_Brano proposto_
⁂

Il Comitato NoExpo nasce in contrapposizione all’Esposizione Universale per denunciarne il debito che lascerà, la cementificazione assurda e la precarizzazione diffusa.All’interno di questo contesto si sviluppa NoExpoPride: più concentro sulle tematiche legate al genere e alle questioni lgbit*q.

Uno sguardo particolare è rivolto a WE Women for Expo, che parla di nutrimento e sostenibilità e rivolge un invito semplice e simbolico a tutte le donne: condividere laricetta per la vita, cioè il racconto di un piatto di particolare valore emotivo, utilizzando il – medievale – motivo della donna madre, dedita al nutrimento degli uomini della terra, una donna che è capace di condividere il cibo in tavola.

La politica sulle donne che Expo sta portando avanti è in linea con l’immagine di donna regina del focolare domestico, madre prima di tutto, e depositaria quindi di conoscenze legate al nutrimento e alla capacità di “prendersi cura”, immagine che ci riporta ad epoche oscurantiste e di matrice patriarcale.

La presentazione della rete NoExpoPride alla città di Milano è avvenuta in simultanea con la città di Bergamo. Alla fine del corteo organizzato dal Comitato Rompiamo il Silenzio infatti, parte delle realtà che compongono la Rete hanno presentato il proprio percorso. Insieme alla geodetica raffigurante gli infopoint che saranno istituiti a Bergamo per promuovere Expo, è stata fatta partire una protesta frocia contro l’esposizione Universale milanese. La manifestazione è avvenuta sotto il comune di Bergamo e sullo sfondo sono state installate le icone dello sciopero sociale insieme alle sagome rappresentative delle persone accettate da Expo nei propri padiglioni e di quelle che invece non rientrano nel suo stereotipo borghese della concezione manageriale.

La nostra presentazione alla città cade proprio lo stesso giorno dell’inaugurazione della Gay Street patrocinata dal Comune di Milano: una via di 200 metri dove il turista gay dovrebbe trovare il proprio divertimento. Nel migliore degli stereotipi un’intera strada è stata ripulita dal degrado e messa a disposizione dei gay (ovviamente maschi e benestanti) tanto attenti alla moda e allo shopping. Niente meno che un’area protetta, in cui questi diversi individui possano muoversi felici e alla quale il mondo possa guardare sorridendo con sollievo.

⁂

_Elementi elencati in un insieme di dati_
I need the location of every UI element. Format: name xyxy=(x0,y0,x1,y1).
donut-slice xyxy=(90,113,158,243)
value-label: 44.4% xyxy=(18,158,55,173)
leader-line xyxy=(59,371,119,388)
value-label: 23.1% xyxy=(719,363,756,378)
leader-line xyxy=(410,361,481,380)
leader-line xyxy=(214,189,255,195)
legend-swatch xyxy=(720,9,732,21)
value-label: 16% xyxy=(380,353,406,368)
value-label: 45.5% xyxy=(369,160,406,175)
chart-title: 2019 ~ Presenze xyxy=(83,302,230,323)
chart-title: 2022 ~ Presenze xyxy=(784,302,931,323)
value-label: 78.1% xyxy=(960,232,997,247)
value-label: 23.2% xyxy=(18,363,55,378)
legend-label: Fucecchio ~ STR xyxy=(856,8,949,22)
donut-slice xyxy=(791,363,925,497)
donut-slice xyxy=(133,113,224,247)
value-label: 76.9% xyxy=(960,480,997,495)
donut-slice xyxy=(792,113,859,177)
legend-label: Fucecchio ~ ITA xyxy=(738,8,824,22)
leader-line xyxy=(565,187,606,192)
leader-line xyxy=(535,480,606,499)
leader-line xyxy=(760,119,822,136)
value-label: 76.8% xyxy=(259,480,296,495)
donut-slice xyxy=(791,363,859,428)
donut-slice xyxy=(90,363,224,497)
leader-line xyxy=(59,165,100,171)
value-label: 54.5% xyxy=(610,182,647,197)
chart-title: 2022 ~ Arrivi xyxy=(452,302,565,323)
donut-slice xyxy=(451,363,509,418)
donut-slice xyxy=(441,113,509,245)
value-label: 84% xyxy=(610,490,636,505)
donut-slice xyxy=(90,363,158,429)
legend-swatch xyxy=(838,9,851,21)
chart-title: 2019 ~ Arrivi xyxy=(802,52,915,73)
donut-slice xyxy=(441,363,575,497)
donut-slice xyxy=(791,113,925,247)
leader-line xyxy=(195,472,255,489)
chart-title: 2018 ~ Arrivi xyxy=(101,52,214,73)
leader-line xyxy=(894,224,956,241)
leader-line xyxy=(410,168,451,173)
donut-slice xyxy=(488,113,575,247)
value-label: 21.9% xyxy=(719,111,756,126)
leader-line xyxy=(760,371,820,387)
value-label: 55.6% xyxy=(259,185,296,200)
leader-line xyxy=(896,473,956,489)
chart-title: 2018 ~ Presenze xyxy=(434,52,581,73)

⁂

_Attività da svolgere_
1. Restituisca il passo del brano sul NoExpoPride cominciando dalle parole "Uno sguardo particolare" e terminando dopo "cibo in tavola.".
2. Elenchi tutto ciò che, secondo il brano sul NoExpoPride, il Comitato NoExpo intende denunciare dell’Esposizione Universale.

_Elenco delle soluzioni_
1.
Uno sguardo particolare è rivolto a WE Women for Expo, che parla di nutrimento e sostenibilità e rivolge un invito semplice e simbolico a tutte le donne: condividere laricetta per la vita, cioè il racconto di un piatto di particolare valore emotivo, utilizzando il – medievale – motivo della donna madre, dedita al nutrimento degli uomini della terra, una donna che è capace di condividere il cibo in tavola.

2.
- il debito che lascerà
- la cementificazione assurda
- la precarizzazione diffusa